Structured figure records:
------------------------------

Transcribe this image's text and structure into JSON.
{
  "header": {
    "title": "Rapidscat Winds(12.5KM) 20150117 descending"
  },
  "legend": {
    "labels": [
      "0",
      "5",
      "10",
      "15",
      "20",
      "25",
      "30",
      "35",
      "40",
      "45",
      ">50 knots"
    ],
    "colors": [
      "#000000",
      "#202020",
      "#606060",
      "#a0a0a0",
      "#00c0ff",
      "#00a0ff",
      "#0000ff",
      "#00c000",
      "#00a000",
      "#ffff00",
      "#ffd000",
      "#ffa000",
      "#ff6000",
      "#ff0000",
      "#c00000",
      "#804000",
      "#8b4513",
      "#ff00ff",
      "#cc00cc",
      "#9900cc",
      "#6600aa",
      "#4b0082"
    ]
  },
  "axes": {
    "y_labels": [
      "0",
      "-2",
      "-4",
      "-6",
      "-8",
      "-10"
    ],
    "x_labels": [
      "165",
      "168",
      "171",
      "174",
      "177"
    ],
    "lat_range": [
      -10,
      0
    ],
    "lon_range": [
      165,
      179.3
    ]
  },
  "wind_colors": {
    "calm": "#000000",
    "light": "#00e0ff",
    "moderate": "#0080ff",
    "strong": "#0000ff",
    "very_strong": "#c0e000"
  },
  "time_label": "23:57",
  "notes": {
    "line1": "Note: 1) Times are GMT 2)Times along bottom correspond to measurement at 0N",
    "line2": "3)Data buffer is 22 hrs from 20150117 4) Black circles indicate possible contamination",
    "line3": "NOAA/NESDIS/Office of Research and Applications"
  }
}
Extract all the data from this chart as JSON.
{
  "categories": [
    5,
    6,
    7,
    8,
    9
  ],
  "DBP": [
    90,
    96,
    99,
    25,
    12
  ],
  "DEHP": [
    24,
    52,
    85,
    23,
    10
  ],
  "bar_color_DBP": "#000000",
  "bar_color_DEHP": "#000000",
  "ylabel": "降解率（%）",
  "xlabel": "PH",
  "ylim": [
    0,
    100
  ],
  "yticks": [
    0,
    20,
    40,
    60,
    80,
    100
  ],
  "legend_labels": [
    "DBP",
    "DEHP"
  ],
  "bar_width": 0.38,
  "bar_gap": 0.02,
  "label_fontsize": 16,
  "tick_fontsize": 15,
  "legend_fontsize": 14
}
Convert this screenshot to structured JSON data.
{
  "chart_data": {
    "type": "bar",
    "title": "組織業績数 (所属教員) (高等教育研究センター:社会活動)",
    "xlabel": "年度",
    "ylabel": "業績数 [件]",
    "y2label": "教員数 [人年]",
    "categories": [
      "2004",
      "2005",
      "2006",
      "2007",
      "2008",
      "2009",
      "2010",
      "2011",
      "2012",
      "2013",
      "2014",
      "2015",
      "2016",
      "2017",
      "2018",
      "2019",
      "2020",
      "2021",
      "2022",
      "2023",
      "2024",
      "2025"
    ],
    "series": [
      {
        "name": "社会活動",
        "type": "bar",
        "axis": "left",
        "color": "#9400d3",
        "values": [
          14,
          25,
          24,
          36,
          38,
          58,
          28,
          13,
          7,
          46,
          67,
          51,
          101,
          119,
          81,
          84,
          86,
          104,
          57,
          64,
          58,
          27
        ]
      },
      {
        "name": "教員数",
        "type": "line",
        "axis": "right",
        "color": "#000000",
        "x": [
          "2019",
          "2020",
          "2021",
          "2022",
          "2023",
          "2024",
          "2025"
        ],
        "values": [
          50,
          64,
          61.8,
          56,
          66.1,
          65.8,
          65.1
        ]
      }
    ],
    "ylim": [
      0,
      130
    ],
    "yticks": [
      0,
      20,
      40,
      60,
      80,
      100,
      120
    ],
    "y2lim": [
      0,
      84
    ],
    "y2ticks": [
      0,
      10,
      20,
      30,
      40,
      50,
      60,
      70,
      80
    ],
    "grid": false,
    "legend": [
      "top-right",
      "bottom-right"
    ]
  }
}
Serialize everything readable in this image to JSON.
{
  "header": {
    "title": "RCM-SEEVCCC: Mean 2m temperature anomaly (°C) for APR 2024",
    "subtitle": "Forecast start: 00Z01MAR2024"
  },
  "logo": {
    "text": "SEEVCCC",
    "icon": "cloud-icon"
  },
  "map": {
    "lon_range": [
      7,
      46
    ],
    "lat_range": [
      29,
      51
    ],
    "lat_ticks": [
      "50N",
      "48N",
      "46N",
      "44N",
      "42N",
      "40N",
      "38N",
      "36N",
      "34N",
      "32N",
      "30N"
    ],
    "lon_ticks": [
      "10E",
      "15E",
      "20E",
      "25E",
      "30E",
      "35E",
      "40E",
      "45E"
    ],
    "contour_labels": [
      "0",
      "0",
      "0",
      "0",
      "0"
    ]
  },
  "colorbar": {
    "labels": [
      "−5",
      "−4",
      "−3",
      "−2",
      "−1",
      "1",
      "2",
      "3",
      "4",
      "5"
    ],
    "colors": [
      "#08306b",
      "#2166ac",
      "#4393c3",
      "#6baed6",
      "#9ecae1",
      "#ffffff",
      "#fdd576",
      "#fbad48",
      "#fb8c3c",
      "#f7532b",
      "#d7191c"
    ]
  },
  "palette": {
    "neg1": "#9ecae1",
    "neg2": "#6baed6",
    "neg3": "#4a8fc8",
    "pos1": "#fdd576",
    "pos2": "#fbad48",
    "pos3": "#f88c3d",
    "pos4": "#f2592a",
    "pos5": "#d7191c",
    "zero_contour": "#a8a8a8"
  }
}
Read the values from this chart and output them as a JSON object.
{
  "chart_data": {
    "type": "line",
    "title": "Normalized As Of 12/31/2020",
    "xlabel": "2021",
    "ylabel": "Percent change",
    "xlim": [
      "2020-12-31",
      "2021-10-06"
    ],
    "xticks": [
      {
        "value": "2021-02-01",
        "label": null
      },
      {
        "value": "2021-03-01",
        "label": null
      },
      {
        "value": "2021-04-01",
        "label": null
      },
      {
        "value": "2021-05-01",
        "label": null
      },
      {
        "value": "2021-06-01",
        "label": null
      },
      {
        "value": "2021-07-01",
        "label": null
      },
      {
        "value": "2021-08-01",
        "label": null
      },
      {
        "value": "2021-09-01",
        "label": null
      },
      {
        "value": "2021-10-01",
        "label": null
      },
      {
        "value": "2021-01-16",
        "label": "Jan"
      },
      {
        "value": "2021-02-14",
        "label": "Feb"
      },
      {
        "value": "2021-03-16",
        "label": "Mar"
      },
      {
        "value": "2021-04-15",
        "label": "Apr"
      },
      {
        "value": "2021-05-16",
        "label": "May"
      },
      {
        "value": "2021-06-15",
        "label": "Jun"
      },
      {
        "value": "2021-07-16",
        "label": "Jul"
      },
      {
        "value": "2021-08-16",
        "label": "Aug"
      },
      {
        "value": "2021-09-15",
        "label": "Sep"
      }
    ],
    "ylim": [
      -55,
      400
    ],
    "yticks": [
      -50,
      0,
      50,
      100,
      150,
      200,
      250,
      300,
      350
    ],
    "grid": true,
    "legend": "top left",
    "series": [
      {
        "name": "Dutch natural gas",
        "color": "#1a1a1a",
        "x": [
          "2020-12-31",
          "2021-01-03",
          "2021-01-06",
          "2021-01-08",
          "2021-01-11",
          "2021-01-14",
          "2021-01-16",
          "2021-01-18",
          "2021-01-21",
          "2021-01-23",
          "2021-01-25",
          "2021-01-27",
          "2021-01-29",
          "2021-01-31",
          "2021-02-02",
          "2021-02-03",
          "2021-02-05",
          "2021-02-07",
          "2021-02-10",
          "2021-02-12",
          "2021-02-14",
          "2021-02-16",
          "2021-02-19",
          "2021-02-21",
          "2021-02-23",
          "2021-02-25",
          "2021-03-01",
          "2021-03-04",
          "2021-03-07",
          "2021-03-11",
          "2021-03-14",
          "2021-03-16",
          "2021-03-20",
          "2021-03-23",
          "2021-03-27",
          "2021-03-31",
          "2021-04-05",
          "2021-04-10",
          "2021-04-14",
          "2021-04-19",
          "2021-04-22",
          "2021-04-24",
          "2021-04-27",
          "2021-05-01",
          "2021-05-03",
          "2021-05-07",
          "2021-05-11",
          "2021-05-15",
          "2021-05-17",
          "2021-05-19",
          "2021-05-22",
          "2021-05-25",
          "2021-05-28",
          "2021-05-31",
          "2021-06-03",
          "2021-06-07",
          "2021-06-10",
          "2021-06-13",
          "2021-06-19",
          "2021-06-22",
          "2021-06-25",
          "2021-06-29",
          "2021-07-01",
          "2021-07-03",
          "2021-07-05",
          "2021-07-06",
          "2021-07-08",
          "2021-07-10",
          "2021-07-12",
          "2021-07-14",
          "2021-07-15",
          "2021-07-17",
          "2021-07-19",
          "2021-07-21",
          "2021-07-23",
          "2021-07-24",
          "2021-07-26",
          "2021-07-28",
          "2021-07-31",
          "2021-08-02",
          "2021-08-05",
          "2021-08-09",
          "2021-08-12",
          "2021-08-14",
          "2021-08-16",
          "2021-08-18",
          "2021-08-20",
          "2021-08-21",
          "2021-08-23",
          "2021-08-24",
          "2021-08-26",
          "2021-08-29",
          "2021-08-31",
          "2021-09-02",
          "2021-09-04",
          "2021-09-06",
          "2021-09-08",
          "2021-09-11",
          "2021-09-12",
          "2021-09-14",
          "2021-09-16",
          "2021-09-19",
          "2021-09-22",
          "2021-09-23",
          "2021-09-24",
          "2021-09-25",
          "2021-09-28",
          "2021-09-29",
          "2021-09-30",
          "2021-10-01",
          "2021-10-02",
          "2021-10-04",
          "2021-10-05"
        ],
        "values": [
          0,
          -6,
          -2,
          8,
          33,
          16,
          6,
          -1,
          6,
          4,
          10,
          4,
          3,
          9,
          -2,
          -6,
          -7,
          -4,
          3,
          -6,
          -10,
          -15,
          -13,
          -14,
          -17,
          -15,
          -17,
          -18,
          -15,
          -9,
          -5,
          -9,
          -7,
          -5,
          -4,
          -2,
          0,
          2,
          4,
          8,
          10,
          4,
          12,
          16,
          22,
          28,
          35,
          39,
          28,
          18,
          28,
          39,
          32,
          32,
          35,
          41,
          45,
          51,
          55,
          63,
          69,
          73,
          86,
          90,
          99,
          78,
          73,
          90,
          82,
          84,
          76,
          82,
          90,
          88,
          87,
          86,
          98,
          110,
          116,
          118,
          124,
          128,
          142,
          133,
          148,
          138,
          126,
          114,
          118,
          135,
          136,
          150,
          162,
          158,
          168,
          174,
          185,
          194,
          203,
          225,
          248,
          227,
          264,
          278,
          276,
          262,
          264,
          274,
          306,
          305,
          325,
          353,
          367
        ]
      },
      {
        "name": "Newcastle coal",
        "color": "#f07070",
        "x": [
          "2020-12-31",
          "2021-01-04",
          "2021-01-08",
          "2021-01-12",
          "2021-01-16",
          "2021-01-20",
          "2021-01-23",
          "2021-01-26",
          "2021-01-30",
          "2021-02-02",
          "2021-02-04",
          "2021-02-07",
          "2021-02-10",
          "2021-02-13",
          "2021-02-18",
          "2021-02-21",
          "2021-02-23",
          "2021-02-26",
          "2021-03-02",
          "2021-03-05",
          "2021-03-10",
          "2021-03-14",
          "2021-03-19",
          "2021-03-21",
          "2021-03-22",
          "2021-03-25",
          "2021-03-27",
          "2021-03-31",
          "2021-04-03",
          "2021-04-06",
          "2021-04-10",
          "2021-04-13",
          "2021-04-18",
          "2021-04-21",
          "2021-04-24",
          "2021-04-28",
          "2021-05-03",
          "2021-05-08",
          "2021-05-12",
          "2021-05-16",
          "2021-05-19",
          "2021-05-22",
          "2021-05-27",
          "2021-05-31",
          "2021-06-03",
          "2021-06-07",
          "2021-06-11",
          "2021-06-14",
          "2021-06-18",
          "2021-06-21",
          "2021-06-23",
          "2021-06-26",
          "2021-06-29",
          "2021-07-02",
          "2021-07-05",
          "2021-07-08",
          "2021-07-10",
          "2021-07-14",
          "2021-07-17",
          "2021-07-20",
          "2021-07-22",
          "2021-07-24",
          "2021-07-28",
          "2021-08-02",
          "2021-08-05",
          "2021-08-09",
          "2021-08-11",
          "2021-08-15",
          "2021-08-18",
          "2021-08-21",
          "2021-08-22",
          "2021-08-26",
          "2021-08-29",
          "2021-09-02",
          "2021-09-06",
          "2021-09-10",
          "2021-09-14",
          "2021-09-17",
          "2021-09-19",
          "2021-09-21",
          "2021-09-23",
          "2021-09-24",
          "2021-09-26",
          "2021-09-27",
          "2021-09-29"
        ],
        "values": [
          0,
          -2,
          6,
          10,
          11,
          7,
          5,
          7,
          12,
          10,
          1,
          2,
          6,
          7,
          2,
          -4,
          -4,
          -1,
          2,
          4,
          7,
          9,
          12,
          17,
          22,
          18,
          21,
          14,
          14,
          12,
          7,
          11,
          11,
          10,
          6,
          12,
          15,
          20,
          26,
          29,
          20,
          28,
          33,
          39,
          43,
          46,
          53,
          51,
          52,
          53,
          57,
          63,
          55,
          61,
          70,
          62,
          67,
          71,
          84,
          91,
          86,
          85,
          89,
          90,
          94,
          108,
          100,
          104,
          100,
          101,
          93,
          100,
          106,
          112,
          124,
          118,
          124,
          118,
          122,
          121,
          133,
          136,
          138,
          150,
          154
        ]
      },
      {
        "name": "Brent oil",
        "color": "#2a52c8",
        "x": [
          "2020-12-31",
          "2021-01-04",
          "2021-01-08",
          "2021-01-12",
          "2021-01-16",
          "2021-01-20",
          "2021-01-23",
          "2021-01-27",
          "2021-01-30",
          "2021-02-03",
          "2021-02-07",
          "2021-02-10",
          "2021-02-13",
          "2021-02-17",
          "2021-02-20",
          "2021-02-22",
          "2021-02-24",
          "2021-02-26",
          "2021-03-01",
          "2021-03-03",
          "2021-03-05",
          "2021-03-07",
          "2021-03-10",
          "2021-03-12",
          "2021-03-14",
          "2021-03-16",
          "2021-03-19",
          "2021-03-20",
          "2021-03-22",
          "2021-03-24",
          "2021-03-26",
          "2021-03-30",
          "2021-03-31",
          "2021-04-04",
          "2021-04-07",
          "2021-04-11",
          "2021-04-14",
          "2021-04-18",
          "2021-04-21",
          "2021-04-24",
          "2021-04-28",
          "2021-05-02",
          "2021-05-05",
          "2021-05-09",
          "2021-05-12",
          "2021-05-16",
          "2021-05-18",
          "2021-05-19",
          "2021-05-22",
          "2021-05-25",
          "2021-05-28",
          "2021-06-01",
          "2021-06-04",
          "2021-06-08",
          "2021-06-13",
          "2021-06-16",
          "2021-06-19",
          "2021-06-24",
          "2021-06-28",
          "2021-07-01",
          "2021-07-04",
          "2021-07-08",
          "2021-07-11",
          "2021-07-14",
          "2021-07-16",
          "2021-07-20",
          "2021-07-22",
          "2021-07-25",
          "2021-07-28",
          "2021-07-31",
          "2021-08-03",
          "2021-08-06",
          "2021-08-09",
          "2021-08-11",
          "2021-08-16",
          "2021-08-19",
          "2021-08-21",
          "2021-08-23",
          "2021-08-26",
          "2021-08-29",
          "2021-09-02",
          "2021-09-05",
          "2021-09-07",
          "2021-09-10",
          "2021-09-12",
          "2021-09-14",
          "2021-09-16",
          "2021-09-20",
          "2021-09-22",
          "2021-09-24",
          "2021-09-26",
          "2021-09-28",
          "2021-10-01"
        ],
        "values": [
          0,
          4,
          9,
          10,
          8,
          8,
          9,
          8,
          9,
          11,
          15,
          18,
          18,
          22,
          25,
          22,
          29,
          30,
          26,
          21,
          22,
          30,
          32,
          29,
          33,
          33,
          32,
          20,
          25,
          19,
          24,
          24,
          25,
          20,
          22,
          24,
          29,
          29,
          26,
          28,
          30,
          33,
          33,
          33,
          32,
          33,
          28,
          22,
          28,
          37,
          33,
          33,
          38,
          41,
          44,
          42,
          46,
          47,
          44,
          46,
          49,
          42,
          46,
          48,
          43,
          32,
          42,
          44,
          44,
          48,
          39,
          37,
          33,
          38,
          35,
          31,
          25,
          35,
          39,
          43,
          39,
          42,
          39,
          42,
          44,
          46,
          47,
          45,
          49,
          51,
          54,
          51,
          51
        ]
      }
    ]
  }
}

------------------------------

#### WHAT IS ASKED:
Return all lines with the word "type" in them.

#### RESULT OF THE EXERCISE:
    "type": "bar",
        "type": "bar",
        "type": "line",
    "type": "line",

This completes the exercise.